-- start Provided entries --

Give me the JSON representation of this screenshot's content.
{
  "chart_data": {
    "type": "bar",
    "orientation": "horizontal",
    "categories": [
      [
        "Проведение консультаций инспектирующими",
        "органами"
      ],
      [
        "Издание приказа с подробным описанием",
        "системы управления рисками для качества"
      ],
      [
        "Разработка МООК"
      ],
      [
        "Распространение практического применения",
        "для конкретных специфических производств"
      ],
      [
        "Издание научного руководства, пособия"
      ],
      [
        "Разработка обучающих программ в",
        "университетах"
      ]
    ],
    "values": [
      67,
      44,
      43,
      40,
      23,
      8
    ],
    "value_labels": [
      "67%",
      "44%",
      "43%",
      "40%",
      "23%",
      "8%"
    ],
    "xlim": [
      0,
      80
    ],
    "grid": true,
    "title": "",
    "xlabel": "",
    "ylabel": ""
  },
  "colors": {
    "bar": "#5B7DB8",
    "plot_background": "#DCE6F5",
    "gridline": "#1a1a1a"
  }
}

-- end Provided entries --

What you have to do:
Tally up the lines in the records that contain the word "Разработка" and give only the total.

Solution to the problem:
2